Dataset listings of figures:
>> BEGIN

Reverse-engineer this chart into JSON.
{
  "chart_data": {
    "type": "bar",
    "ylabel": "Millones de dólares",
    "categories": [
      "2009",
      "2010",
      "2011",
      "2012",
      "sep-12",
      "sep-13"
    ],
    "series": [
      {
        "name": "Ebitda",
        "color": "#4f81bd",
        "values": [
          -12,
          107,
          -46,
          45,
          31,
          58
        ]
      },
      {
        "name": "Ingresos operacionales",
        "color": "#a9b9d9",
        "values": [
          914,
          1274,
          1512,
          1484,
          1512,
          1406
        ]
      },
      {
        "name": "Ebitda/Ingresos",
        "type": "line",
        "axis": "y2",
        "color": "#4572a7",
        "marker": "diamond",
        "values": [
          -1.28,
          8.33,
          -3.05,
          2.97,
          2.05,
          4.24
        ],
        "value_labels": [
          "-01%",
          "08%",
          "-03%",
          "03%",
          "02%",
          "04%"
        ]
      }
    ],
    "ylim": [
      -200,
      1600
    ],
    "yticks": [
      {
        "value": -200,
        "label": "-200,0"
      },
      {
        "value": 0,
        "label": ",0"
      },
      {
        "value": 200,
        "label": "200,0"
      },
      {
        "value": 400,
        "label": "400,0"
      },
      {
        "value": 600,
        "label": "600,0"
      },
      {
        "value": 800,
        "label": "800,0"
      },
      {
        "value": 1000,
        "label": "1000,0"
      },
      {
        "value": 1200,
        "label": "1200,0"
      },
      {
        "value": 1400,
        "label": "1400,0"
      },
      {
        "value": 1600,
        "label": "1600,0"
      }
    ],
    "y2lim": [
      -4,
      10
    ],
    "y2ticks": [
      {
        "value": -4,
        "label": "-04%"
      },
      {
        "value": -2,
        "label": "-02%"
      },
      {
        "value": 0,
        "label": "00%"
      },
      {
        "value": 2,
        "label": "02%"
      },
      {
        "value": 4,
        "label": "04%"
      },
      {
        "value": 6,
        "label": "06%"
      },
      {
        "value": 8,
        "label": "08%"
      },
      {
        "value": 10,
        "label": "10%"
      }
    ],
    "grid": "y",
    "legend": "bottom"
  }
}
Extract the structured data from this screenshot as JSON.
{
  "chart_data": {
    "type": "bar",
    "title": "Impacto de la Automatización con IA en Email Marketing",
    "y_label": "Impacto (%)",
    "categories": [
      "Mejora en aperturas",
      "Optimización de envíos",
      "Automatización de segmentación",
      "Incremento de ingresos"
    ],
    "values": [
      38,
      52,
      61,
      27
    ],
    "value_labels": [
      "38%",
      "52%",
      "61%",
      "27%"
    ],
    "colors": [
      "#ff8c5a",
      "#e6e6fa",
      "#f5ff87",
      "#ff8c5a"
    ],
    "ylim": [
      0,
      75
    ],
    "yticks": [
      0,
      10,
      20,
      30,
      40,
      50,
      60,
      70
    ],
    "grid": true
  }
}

>> END

Every line from the one containing "Extract the structured" through the end of the entries above must be echoed exactly, with both ends kept.

Extract the structured data from this screenshot as JSON.
{
  "chart_data": {
    "type": "bar",
    "title": "Impacto de la Automatización con IA en Email Marketing",
    "y_label": "Impacto (%)",
    "categories": [
      "Mejora en aperturas",
      "Optimización de envíos",
      "Automatización de segmentación",
      "Incremento de ingresos"
    ],
    "values": [
      38,
      52,
      61,
      27
    ],
    "value_labels": [
      "38%",
      "52%",
      "61%",
      "27%"
    ],
    "colors": [
      "#ff8c5a",
      "#e6e6fa",
      "#f5ff87",
      "#ff8c5a"
    ],
    "ylim": [
      0,
      75
    ],
    "yticks": [
      0,
      10,
      20,
      30,
      40,
      50,
      60,
      70
    ],
    "grid": true
  }
}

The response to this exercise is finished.